● Task inputs
------------
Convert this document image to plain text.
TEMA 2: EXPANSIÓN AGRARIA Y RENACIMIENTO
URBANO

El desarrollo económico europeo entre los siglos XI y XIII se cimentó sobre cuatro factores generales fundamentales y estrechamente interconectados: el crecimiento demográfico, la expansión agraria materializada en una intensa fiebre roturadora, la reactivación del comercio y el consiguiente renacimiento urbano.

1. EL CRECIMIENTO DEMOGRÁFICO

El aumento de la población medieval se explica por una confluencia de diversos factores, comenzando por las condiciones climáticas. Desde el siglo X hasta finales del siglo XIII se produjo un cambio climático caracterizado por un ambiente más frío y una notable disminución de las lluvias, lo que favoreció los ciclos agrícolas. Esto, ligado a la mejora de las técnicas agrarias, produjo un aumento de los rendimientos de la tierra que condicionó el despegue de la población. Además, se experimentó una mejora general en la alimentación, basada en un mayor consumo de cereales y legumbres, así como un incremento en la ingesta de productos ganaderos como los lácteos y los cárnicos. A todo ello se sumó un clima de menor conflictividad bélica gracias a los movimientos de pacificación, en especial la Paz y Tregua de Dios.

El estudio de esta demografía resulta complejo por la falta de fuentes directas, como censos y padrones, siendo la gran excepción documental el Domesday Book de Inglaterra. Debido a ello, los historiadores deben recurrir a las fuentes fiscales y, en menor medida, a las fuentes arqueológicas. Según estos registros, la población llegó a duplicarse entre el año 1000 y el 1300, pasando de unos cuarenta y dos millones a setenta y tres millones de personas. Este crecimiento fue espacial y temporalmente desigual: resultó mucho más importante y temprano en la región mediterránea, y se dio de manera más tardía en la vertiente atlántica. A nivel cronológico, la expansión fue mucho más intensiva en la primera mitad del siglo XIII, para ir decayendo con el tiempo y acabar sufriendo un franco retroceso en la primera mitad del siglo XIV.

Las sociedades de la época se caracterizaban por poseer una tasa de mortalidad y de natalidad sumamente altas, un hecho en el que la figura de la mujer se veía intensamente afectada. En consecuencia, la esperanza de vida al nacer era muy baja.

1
------------
Return all the data exactly as given.

● Worked solution
Convert this document image to plain text.
TEMA 2: EXPANSIÓN AGRARIA Y RENACIMIENTO
URBANO

El desarrollo económico europeo entre los siglos XI y XIII se cimentó sobre cuatro factores generales fundamentales y estrechamente interconectados: el crecimiento demográfico, la expansión agraria materializada en una intensa fiebre roturadora, la reactivación del comercio y el consiguiente renacimiento urbano.

1. EL CRECIMIENTO DEMOGRÁFICO

El aumento de la población medieval se explica por una confluencia de diversos factores, comenzando por las condiciones climáticas. Desde el siglo X hasta finales del siglo XIII se produjo un cambio climático caracterizado por un ambiente más frío y una notable disminución de las lluvias, lo que favoreció los ciclos agrícolas. Esto, ligado a la mejora de las técnicas agrarias, produjo un aumento de los rendimientos de la tierra que condicionó el despegue de la población. Además, se experimentó una mejora general en la alimentación, basada en un mayor consumo de cereales y legumbres, así como un incremento en la ingesta de productos ganaderos como los lácteos y los cárnicos. A todo ello se sumó un clima de menor conflictividad bélica gracias a los movimientos de pacificación, en especial la Paz y Tregua de Dios.

El estudio de esta demografía resulta complejo por la falta de fuentes directas, como censos y padrones, siendo la gran excepción documental el Domesday Book de Inglaterra. Debido a ello, los historiadores deben recurrir a las fuentes fiscales y, en menor medida, a las fuentes arqueológicas. Según estos registros, la población llegó a duplicarse entre el año 1000 y el 1300, pasando de unos cuarenta y dos millones a setenta y tres millones de personas. Este crecimiento fue espacial y temporalmente desigual: resultó mucho más importante y temprano en la región mediterránea, y se dio de manera más tardía en la vertiente atlántica. A nivel cronológico, la expansión fue mucho más intensiva en la primera mitad del siglo XIII, para ir decayendo con el tiempo y acabar sufriendo un franco retroceso en la primera mitad del siglo XIV.

Las sociedades de la época se caracterizaban por poseer una tasa de mortalidad y de natalidad sumamente altas, un hecho en el que la figura de la mujer se veía intensamente afectada. En consecuencia, la esperanza de vida al nacer era muy baja.

1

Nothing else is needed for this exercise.